Exercise directions => The entries are to be returned exactly, with images left out.

□ □ □ □ □ □ □

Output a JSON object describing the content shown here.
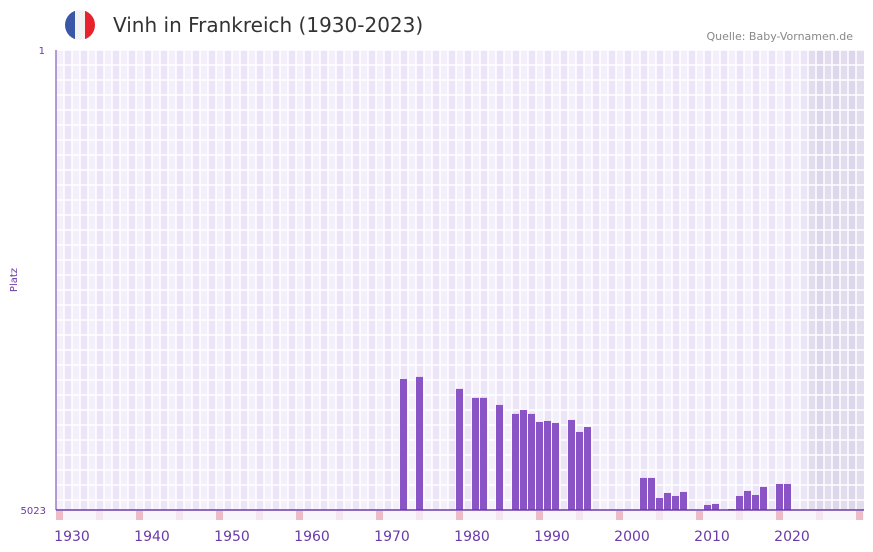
{
  "header": {
    "title": "Vinh in Frankreich (1930-2023)",
    "source": "Quelle: Baby-Vornamen.de",
    "flag_colors": [
      "#3a56a6",
      "#f2f2f2",
      "#e8222d"
    ]
  },
  "chart_data": {
    "type": "bar",
    "title": "Vinh in Frankreich (1930-2023)",
    "xlabel": "",
    "ylabel": "Platz",
    "ylim": [
      1,
      5023
    ],
    "y_inverted": true,
    "xlim": [
      1930,
      2030
    ],
    "y_tick_labels": [
      "1",
      "5023"
    ],
    "x_tick_labels": [
      "1930",
      "1940",
      "1950",
      "1960",
      "1970",
      "1980",
      "1990",
      "2000",
      "2010",
      "2020"
    ],
    "future_shaded_from": 2024,
    "bar_color": "#8a54c6",
    "x": [
      1973,
      1975,
      1980,
      1982,
      1983,
      1985,
      1987,
      1988,
      1989,
      1990,
      1991,
      1992,
      1994,
      1995,
      1996,
      2003,
      2004,
      2005,
      2006,
      2007,
      2008,
      2011,
      2012,
      2014,
      2015,
      2016,
      2017,
      2018,
      2020,
      2021
    ],
    "values": [
      3593,
      3570,
      3701,
      3799,
      3799,
      3876,
      3974,
      3931,
      3974,
      4062,
      4051,
      4073,
      4040,
      4171,
      4117,
      4673,
      4673,
      4892,
      4837,
      4870,
      4826,
      4968,
      4957,
      5012,
      4870,
      4815,
      4859,
      4771,
      4739,
      4739
    ]
  }
}
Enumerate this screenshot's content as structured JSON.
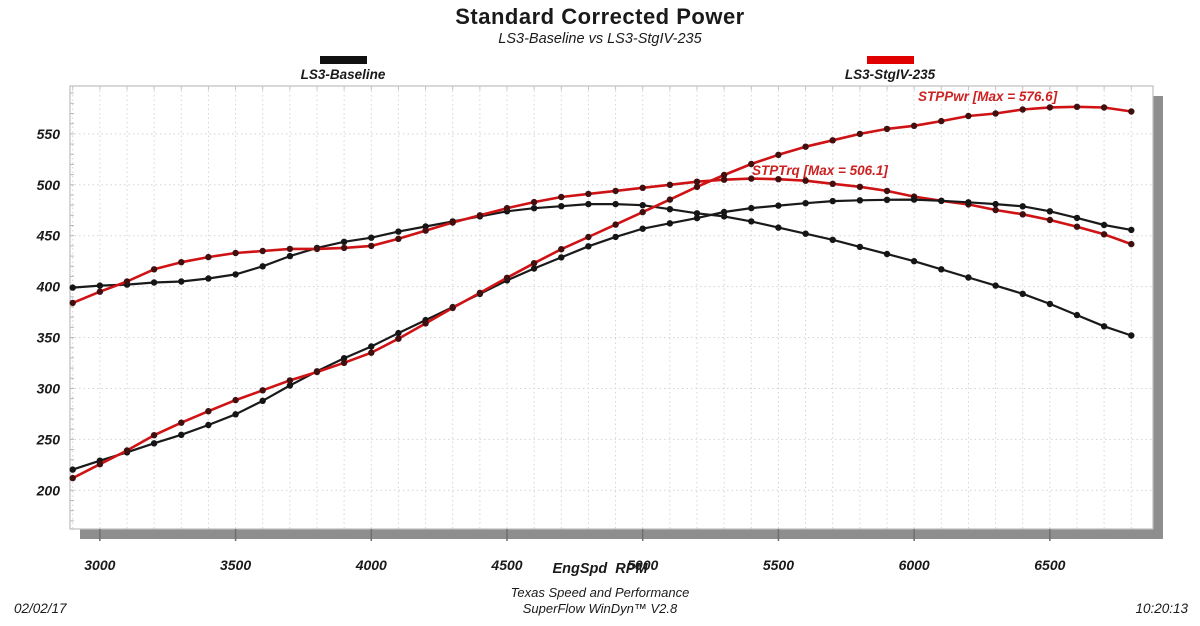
{
  "header": {
    "title": "Standard Corrected Power",
    "subtitle": "LS3-Baseline vs LS3-StgIV-235"
  },
  "legend": [
    {
      "label": "LS3-Baseline",
      "color": "#111111"
    },
    {
      "label": "LS3-StgIV-235",
      "color": "#e00000"
    }
  ],
  "annotations": {
    "power_max": "STPPwr [Max = 576.6]",
    "torque_max": "STPTrq [Max = 506.1]"
  },
  "footer": {
    "company": "Texas Speed and Performance",
    "software": "SuperFlow WinDyn™ V2.8",
    "date": "02/02/17",
    "time": "10:20:13"
  },
  "chart_data": {
    "type": "line",
    "title": "Standard Corrected Power",
    "subtitle": "LS3-Baseline vs LS3-StgIV-235",
    "xlabel": "EngSpd  RPM",
    "ylabel": "",
    "xlim": [
      2890,
      6880
    ],
    "ylim": [
      162,
      597
    ],
    "x_ticks": [
      3000,
      3500,
      4000,
      4500,
      5000,
      5500,
      6000,
      6500
    ],
    "y_ticks": [
      200,
      250,
      300,
      350,
      400,
      450,
      500,
      550
    ],
    "grid": true,
    "legend_position": "top",
    "max_values": {
      "STPPwr": 576.6,
      "STPTrq": 506.1
    },
    "x_rpm": [
      2900,
      3000,
      3100,
      3200,
      3300,
      3400,
      3500,
      3600,
      3700,
      3800,
      3900,
      4000,
      4100,
      4200,
      4300,
      4400,
      4500,
      4600,
      4700,
      4800,
      4900,
      5000,
      5100,
      5200,
      5300,
      5400,
      5500,
      5600,
      5700,
      5800,
      5900,
      6000,
      6100,
      6200,
      6300,
      6400,
      6500,
      6600,
      6700,
      6800
    ],
    "series": [
      {
        "name": "LS3-Baseline STPTrq",
        "group": "LS3-Baseline",
        "color": "#1a1a1a",
        "marker_color": "#151515",
        "values": [
          399,
          401,
          402,
          404,
          405,
          408,
          412,
          420,
          430,
          438,
          444,
          448,
          454,
          459,
          464,
          469,
          474,
          477,
          479,
          481,
          481,
          480,
          476,
          472,
          469,
          464,
          458,
          452,
          446,
          439,
          432,
          425,
          417,
          409,
          401,
          393,
          383,
          372,
          361,
          352
        ]
      },
      {
        "name": "LS3-Baseline STPPwr",
        "group": "LS3-Baseline",
        "color": "#1a1a1a",
        "marker_color": "#151515",
        "values": [
          220.3,
          229.1,
          237.3,
          246.2,
          254.5,
          264.1,
          274.6,
          287.9,
          302.9,
          316.9,
          329.7,
          341.2,
          354.4,
          367.1,
          379.9,
          392.9,
          406.1,
          417.8,
          428.7,
          439.6,
          448.8,
          456.9,
          462.2,
          467.3,
          473.3,
          477.1,
          479.6,
          481.9,
          484.0,
          484.8,
          485.3,
          485.5,
          484.3,
          482.8,
          481.0,
          478.9,
          474.0,
          467.5,
          460.5,
          455.7
        ]
      },
      {
        "name": "LS3-StgIV-235 STPTrq",
        "group": "LS3-StgIV-235",
        "color": "#cf1315",
        "marker_color": "#401010",
        "values": [
          384,
          395,
          405,
          417,
          424,
          429,
          433,
          435,
          437,
          437,
          438,
          440,
          447,
          455,
          463,
          470,
          477,
          483,
          488,
          491,
          494,
          497,
          500,
          503,
          505,
          506.1,
          505.5,
          504,
          501,
          498,
          494,
          488.4,
          484.3,
          480.7,
          475.2,
          471,
          465.4,
          458.8,
          451.4,
          441.8
        ]
      },
      {
        "name": "LS3-StgIV-235 STPPwr",
        "group": "LS3-StgIV-235",
        "color": "#cf1315",
        "marker_color": "#401010",
        "values": [
          212.0,
          225.6,
          239.1,
          254.1,
          266.4,
          277.7,
          288.6,
          298.2,
          307.9,
          316.2,
          325.2,
          335.1,
          348.9,
          363.9,
          379.1,
          393.8,
          408.7,
          423.0,
          436.7,
          448.7,
          460.9,
          473.2,
          485.5,
          498.0,
          509.6,
          520.4,
          529.4,
          537.4,
          543.7,
          550.0,
          554.9,
          557.9,
          562.5,
          567.5,
          570.0,
          573.9,
          576.0,
          576.6,
          575.9,
          572.0
        ]
      }
    ]
  }
}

□ □ □ □ □ □ □

Task response =>
Output a JSON object describing the content shown here.
{
  "header": {
    "title": "Vinh in Frankreich (1930-2023)",
    "source": "Quelle: Baby-Vornamen.de",
    "flag_colors": [
      "#3a56a6",
      "#f2f2f2",
      "#e8222d"
    ]
  },
  "chart_data": {
    "type": "bar",
    "title": "Vinh in Frankreich (1930-2023)",
    "xlabel": "",
    "ylabel": "Platz",
    "ylim": [
      1,
      5023
    ],
    "y_inverted": true,
    "xlim": [
      1930,
      2030
    ],
    "y_tick_labels": [
      "1",
      "5023"
    ],
    "x_tick_labels": [
      "1930",
      "1940",
      "1950",
      "1960",
      "1970",
      "1980",
      "1990",
      "2000",
      "2010",
      "2020"
    ],
    "future_shaded_from": 2024,
    "bar_color": "#8a54c6",
    "x": [
      1973,
      1975,
      1980,
      1982,
      1983,
      1985,
      1987,
      1988,
      1989,
      1990,
      1991,
      1992,
      1994,
      1995,
      1996,
      2003,
      2004,
      2005,
      2006,
      2007,
      2008,
      2011,
      2012,
      2014,
      2015,
      2016,
      2017,
      2018,
      2020,
      2021
    ],
    "values": [
      3593,
      3570,
      3701,
      3799,
      3799,
      3876,
      3974,
      3931,
      3974,
      4062,
      4051,
      4073,
      4040,
      4171,
      4117,
      4673,
      4673,
      4892,
      4837,
      4870,
      4826,
      4968,
      4957,
      5012,
      4870,
      4815,
      4859,
      4771,
      4739,
      4739
    ]
  }
}
Enumerate this screenshot's content as structured JSON.
{
  "header": {
    "title": "Standard Corrected Power",
    "subtitle": "LS3-Baseline vs LS3-StgIV-235"
  },
  "legend": [
    {
      "label": "LS3-Baseline",
      "color": "#111111"
    },
    {
      "label": "LS3-StgIV-235",
      "color": "#e00000"
    }
  ],
  "annotations": {
    "power_max": "STPPwr [Max = 576.6]",
    "torque_max": "STPTrq [Max = 506.1]"
  },
  "footer": {
    "company": "Texas Speed and Performance",
    "software": "SuperFlow WinDyn™ V2.8",
    "date": "02/02/17",
    "time": "10:20:13"
  },
  "chart_data": {
    "type": "line",
    "title": "Standard Corrected Power",
    "subtitle": "LS3-Baseline vs LS3-StgIV-235",
    "xlabel": "EngSpd  RPM",
    "ylabel": "",
    "xlim": [
      2890,
      6880
    ],
    "ylim": [
      162,
      597
    ],
    "x_ticks": [
      3000,
      3500,
      4000,
      4500,
      5000,
      5500,
      6000,
      6500
    ],
    "y_ticks": [
      200,
      250,
      300,
      350,
      400,
      450,
      500,
      550
    ],
    "grid": true,
    "legend_position": "top",
    "max_values": {
      "STPPwr": 576.6,
      "STPTrq": 506.1
    },
    "x_rpm": [
      2900,
      3000,
      3100,
      3200,
      3300,
      3400,
      3500,
      3600,
      3700,
      3800,
      3900,
      4000,
      4100,
      4200,
      4300,
      4400,
      4500,
      4600,
      4700,
      4800,
      4900,
      5000,
      5100,
      5200,
      5300,
      5400,
      5500,
      5600,
      5700,
      5800,
      5900,
      6000,
      6100,
      6200,
      6300,
      6400,
      6500,
      6600,
      6700,
      6800
    ],
    "series": [
      {
        "name": "LS3-Baseline STPTrq",
        "group": "LS3-Baseline",
        "color": "#1a1a1a",
        "marker_color": "#151515",
        "values": [
          399,
          401,
          402,
          404,
          405,
          408,
          412,
          420,
          430,
          438,
          444,
          448,
          454,
          459,
          464,
          469,
          474,
          477,
          479,
          481,
          481,
          480,
          476,
          472,
          469,
          464,
          458,
          452,
          446,
          439,
          432,
          425,
          417,
          409,
          401,
          393,
          383,
          372,
          361,
          352
        ]
      },
      {
        "name": "LS3-Baseline STPPwr",
        "group": "LS3-Baseline",
        "color": "#1a1a1a",
        "marker_color": "#151515",
        "values": [
          220.3,
          229.1,
          237.3,
          246.2,
          254.5,
          264.1,
          274.6,
          287.9,
          302.9,
          316.9,
          329.7,
          341.2,
          354.4,
          367.1,
          379.9,
          392.9,
          406.1,
          417.8,
          428.7,
          439.6,
          448.8,
          456.9,
          462.2,
          467.3,
          473.3,
          477.1,
          479.6,
          481.9,
          484.0,
          484.8,
          485.3,
          485.5,
          484.3,
          482.8,
          481.0,
          478.9,
          474.0,
          467.5,
          460.5,
          455.7
        ]
      },
      {
        "name": "LS3-StgIV-235 STPTrq",
        "group": "LS3-StgIV-235",
        "color": "#cf1315",
        "marker_color": "#401010",
        "values": [
          384,
          395,
          405,
          417,
          424,
          429,
          433,
          435,
          437,
          437,
          438,
          440,
          447,
          455,
          463,
          470,
          477,
          483,
          488,
          491,
          494,
          497,
          500,
          503,
          505,
          506.1,
          505.5,
          504,
          501,
          498,
          494,
          488.4,
          484.3,
          480.7,
          475.2,
          471,
          465.4,
          458.8,
          451.4,
          441.8
        ]
      },
      {
        "name": "LS3-StgIV-235 STPPwr",
        "group": "LS3-StgIV-235",
        "color": "#cf1315",
        "marker_color": "#401010",
        "values": [
          212.0,
          225.6,
          239.1,
          254.1,
          266.4,
          277.7,
          288.6,
          298.2,
          307.9,
          316.2,
          325.2,
          335.1,
          348.9,
          363.9,
          379.1,
          393.8,
          408.7,
          423.0,
          436.7,
          448.7,
          460.9,
          473.2,
          485.5,
          498.0,
          509.6,
          520.4,
          529.4,
          537.4,
          543.7,
          550.0,
          554.9,
          557.9,
          562.5,
          567.5,
          570.0,
          573.9,
          576.0,
          576.6,
          575.9,
          572.0
        ]
      }
    ]
  }
}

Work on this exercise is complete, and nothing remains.